◆ **GIVEN DATA**:
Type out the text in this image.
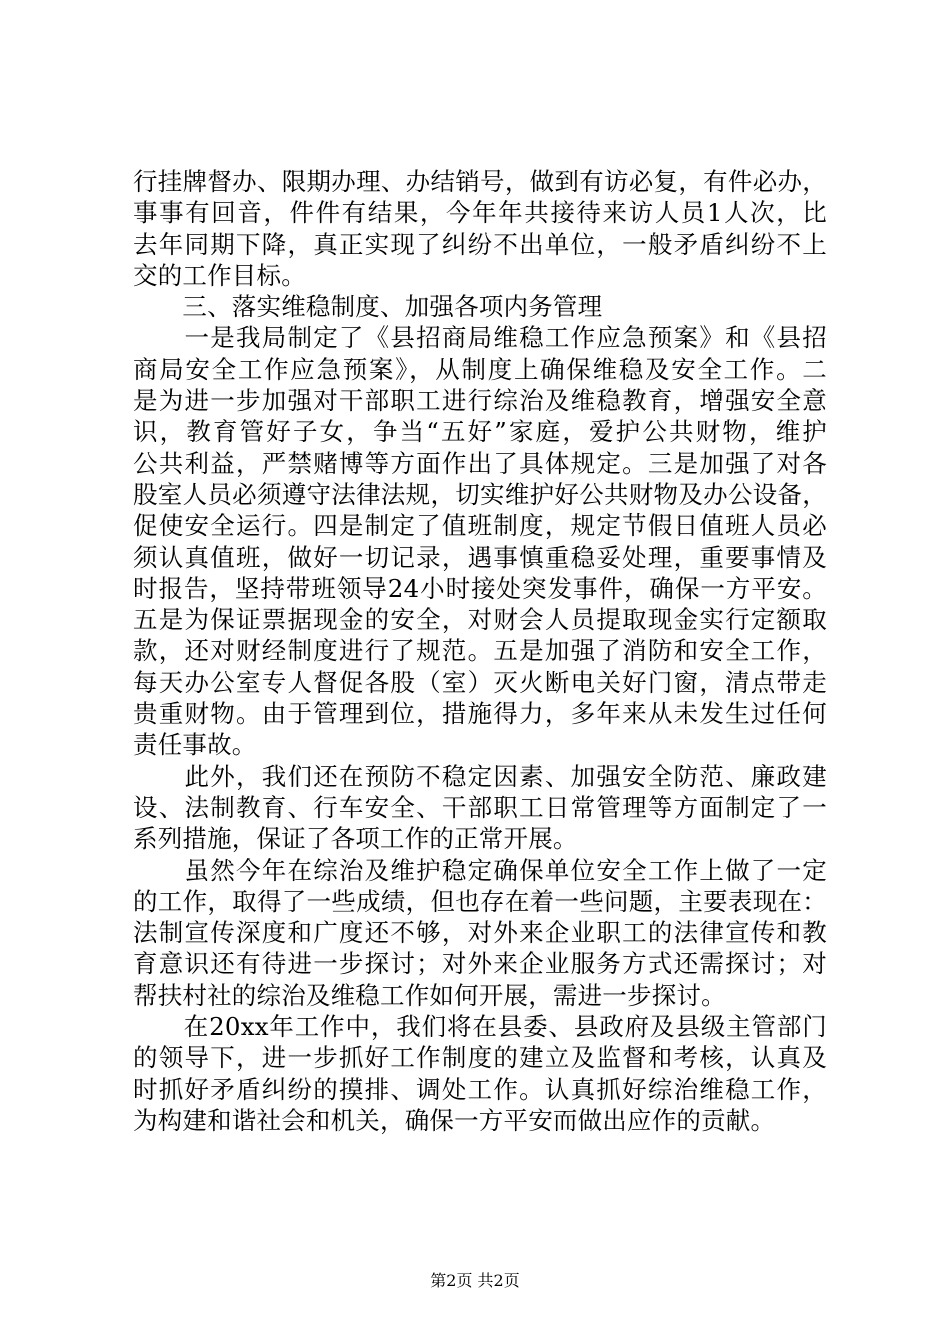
行挂牌督办、限期办理、办结销号，做到有访必复，有件必办，
事事有回音，件件有结果，今年年共接待来访人员1人次，比
去年同期下降，真正实现了纠纷不出单位，一般矛盾纠纷不上
交的工作目标。
　　三、落实维稳制度、加强各项内务管理
　　一是我局制定了《县招商局维稳工作应急预案》和《县招
商局安全工作应急预案》，从制度上确保维稳及安全工作。二
是为进一步加强对干部职工进行综治及维稳教育，增强安全意
识，教育管好子女，争当“五好”家庭，爱护公共财物，维护
公共利益，严禁赌博等方面作出了具体规定。三是加强了对各
股室人员必须遵守法律法规，切实维护好公共财物及办公设备，
促使安全运行。四是制定了值班制度，规定节假日值班人员必
须认真值班，做好一切记录，遇事慎重稳妥处理，重要事情及
时报告，坚持带班领导24小时接处突发事件，确保一方平安。
五是为保证票据现金的安全，对财会人员提取现金实行定额取
款，还对财经制度进行了规范。五是加强了消防和安全工作，
每天办公室专人督促各股（室）灭火断电关好门窗，清点带走
贵重财物。由于管理到位，措施得力，多年来从未发生过任何
责任事故。
　　此外，我们还在预防不稳定因素、加强安全防范、廉政建
设、法制教育、行车安全、干部职工日常管理等方面制定了一
系列措施，保证了各项工作的正常开展。
　　虽然今年在综治及维护稳定确保单位安全工作上做了一定
的工作，取得了一些成绩，但也存在着一些问题，主要表现在：
法制宣传深度和广度还不够，对外来企业职工的法律宣传和教
育意识还有待进一步探讨；对外来企业服务方式还需探讨；对
帮扶村社的综治及维稳工作如何开展，需进一步探讨。
　　在20xx年工作中，我们将在县委、县政府及县级主管部门
的领导下，进一步抓好工作制度的建立及监督和考核，认真及
时抓好矛盾纠纷的摸排、调处工作。认真抓好综治维稳工作，
为构建和谐社会和机关，确保一方平安而做出应作的贡献。
第2页 共2页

◆ **GIVEN INSTRUCTION**: Produce an exact copy of each line of data, skipping embedded images.

◆ **RESULT BELOW**:
Type out the text in this image.
行挂牌督办、限期办理、办结销号，做到有访必复，有件必办，
事事有回音，件件有结果，今年年共接待来访人员1人次，比
去年同期下降，真正实现了纠纷不出单位，一般矛盾纠纷不上
交的工作目标。
　　三、落实维稳制度、加强各项内务管理
　　一是我局制定了《县招商局维稳工作应急预案》和《县招
商局安全工作应急预案》，从制度上确保维稳及安全工作。二
是为进一步加强对干部职工进行综治及维稳教育，增强安全意
识，教育管好子女，争当“五好”家庭，爱护公共财物，维护
公共利益，严禁赌博等方面作出了具体规定。三是加强了对各
股室人员必须遵守法律法规，切实维护好公共财物及办公设备，
促使安全运行。四是制定了值班制度，规定节假日值班人员必
须认真值班，做好一切记录，遇事慎重稳妥处理，重要事情及
时报告，坚持带班领导24小时接处突发事件，确保一方平安。
五是为保证票据现金的安全，对财会人员提取现金实行定额取
款，还对财经制度进行了规范。五是加强了消防和安全工作，
每天办公室专人督促各股（室）灭火断电关好门窗，清点带走
贵重财物。由于管理到位，措施得力，多年来从未发生过任何
责任事故。
　　此外，我们还在预防不稳定因素、加强安全防范、廉政建
设、法制教育、行车安全、干部职工日常管理等方面制定了一
系列措施，保证了各项工作的正常开展。
　　虽然今年在综治及维护稳定确保单位安全工作上做了一定
的工作，取得了一些成绩，但也存在着一些问题，主要表现在：
法制宣传深度和广度还不够，对外来企业职工的法律宣传和教
育意识还有待进一步探讨；对外来企业服务方式还需探讨；对
帮扶村社的综治及维稳工作如何开展，需进一步探讨。
　　在20xx年工作中，我们将在县委、县政府及县级主管部门
的领导下，进一步抓好工作制度的建立及监督和考核，认真及
时抓好矛盾纠纷的摸排、调处工作。认真抓好综治维稳工作，
为构建和谐社会和机关，确保一方平安而做出应作的贡献。
第2页 共2页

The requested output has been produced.